> What to work on
From the records below, copy every line that contains the word "rgba".
»»
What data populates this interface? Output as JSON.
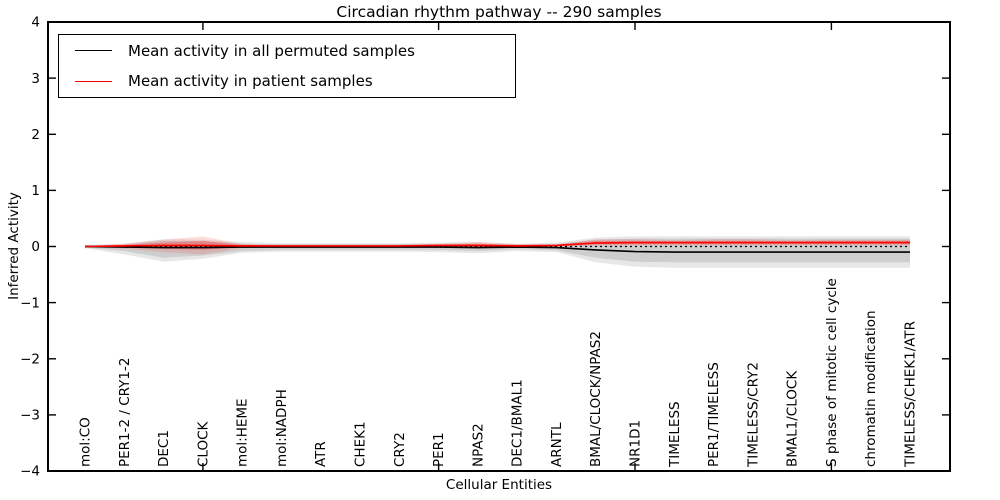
{
  "title": "Circadian rhythm pathway -- 290 samples",
  "axes": {
    "xlabel": "Cellular Entities",
    "ylabel": "Inferred Activity"
  },
  "legend": {
    "items": [
      {
        "label": "Mean activity in all permuted samples",
        "color": "#000000"
      },
      {
        "label": "Mean activity in patient samples",
        "color": "#ff0000"
      }
    ]
  },
  "chart_data": {
    "type": "line",
    "title": "Circadian rhythm pathway -- 290 samples",
    "xlabel": "Cellular Entities",
    "ylabel": "Inferred Activity",
    "ylim": [
      -4,
      4
    ],
    "yticks": [
      -4,
      -3,
      -2,
      -1,
      0,
      1,
      2,
      3,
      4
    ],
    "grid": false,
    "legend_position": "upper left",
    "categories": [
      "mol:CO",
      "PER1-2 / CRY1-2",
      "DEC1",
      "CLOCK",
      "mol:HEME",
      "mol:NADPH",
      "ATR",
      "CHEK1",
      "CRY2",
      "PER1",
      "NPAS2",
      "DEC1/BMAL1",
      "ARNTL",
      "BMAL/CLOCK/NPAS2",
      "NR1D1",
      "TIMELESS",
      "PER1/TIMELESS",
      "TIMELESS/CRY2",
      "BMAL1/CLOCK",
      "S phase of mitotic cell cycle",
      "chromatin modification",
      "TIMELESS/CHEK1/ATR"
    ],
    "xtick_indices": [
      3,
      9,
      14,
      19
    ],
    "series": [
      {
        "name": "Mean activity in all permuted samples",
        "color": "#000000",
        "style": "solid",
        "values": [
          0.0,
          -0.01,
          -0.02,
          -0.02,
          -0.01,
          -0.01,
          -0.01,
          -0.01,
          -0.01,
          -0.01,
          -0.02,
          -0.01,
          -0.02,
          -0.06,
          -0.09,
          -0.1,
          -0.1,
          -0.1,
          -0.1,
          -0.1,
          -0.1,
          -0.1
        ]
      },
      {
        "name": "zero reference",
        "color": "#000000",
        "style": "dotted",
        "values": [
          0,
          0,
          0,
          0,
          0,
          0,
          0,
          0,
          0,
          0,
          0,
          0,
          0,
          0,
          0,
          0,
          0,
          0,
          0,
          0,
          0,
          0
        ]
      },
      {
        "name": "Mean activity in patient samples",
        "color": "#ff0000",
        "style": "solid",
        "values": [
          0.0,
          0.01,
          0.02,
          0.02,
          0.01,
          0.01,
          0.01,
          0.01,
          0.01,
          0.02,
          0.02,
          0.01,
          0.02,
          0.06,
          0.07,
          0.07,
          0.07,
          0.07,
          0.07,
          0.07,
          0.07,
          0.07
        ]
      }
    ],
    "bands": [
      {
        "name": "permuted-range-outer",
        "color": "rgba(120,120,120,0.18)",
        "upper": [
          0.03,
          0.05,
          0.13,
          0.12,
          0.08,
          0.06,
          0.06,
          0.06,
          0.06,
          0.07,
          0.08,
          0.05,
          0.07,
          0.16,
          0.18,
          0.18,
          0.18,
          0.18,
          0.18,
          0.18,
          0.18,
          0.18
        ],
        "lower": [
          -0.03,
          -0.14,
          -0.27,
          -0.22,
          -0.11,
          -0.09,
          -0.09,
          -0.09,
          -0.09,
          -0.1,
          -0.12,
          -0.08,
          -0.1,
          -0.28,
          -0.36,
          -0.38,
          -0.38,
          -0.38,
          -0.38,
          -0.38,
          -0.38,
          -0.38
        ]
      },
      {
        "name": "permuted-range-inner",
        "color": "rgba(120,120,120,0.22)",
        "upper": [
          0.02,
          0.03,
          0.1,
          0.09,
          0.05,
          0.04,
          0.04,
          0.04,
          0.04,
          0.04,
          0.05,
          0.03,
          0.04,
          0.12,
          0.14,
          0.14,
          0.14,
          0.14,
          0.14,
          0.14,
          0.14,
          0.14
        ],
        "lower": [
          -0.02,
          -0.08,
          -0.2,
          -0.16,
          -0.08,
          -0.06,
          -0.06,
          -0.06,
          -0.06,
          -0.06,
          -0.08,
          -0.05,
          -0.07,
          -0.2,
          -0.27,
          -0.28,
          -0.28,
          -0.28,
          -0.28,
          -0.28,
          -0.28,
          -0.28
        ]
      },
      {
        "name": "patient-range-outer",
        "color": "rgba(255,30,30,0.15)",
        "upper": [
          0.01,
          0.05,
          0.12,
          0.18,
          0.04,
          0.02,
          0.02,
          0.02,
          0.03,
          0.05,
          0.08,
          0.04,
          0.04,
          0.13,
          0.13,
          0.11,
          0.13,
          0.13,
          0.11,
          0.12,
          0.12,
          0.12
        ],
        "lower": [
          -0.01,
          -0.04,
          -0.1,
          -0.14,
          -0.03,
          -0.01,
          -0.01,
          -0.01,
          -0.01,
          -0.02,
          -0.04,
          -0.01,
          0.0,
          0.01,
          0.02,
          0.02,
          0.02,
          0.02,
          0.02,
          0.02,
          0.02,
          0.02
        ]
      },
      {
        "name": "patient-range-inner",
        "color": "rgba(255,30,30,0.30)",
        "upper": [
          0.01,
          0.03,
          0.07,
          0.1,
          0.03,
          0.02,
          0.02,
          0.02,
          0.02,
          0.03,
          0.05,
          0.03,
          0.03,
          0.1,
          0.1,
          0.09,
          0.1,
          0.1,
          0.09,
          0.1,
          0.1,
          0.1
        ],
        "lower": [
          -0.01,
          -0.02,
          -0.04,
          -0.06,
          -0.01,
          0.0,
          0.0,
          0.0,
          0.0,
          0.0,
          -0.01,
          0.0,
          0.01,
          0.04,
          0.04,
          0.04,
          0.04,
          0.04,
          0.04,
          0.04,
          0.04,
          0.04
        ]
      }
    ]
  }
}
««
> Solved exercise
        "color": "rgba(120,120,120,0.18)",
        "color": "rgba(120,120,120,0.22)",
        "color": "rgba(255,30,30,0.15)",
        "color": "rgba(255,30,30,0.30)",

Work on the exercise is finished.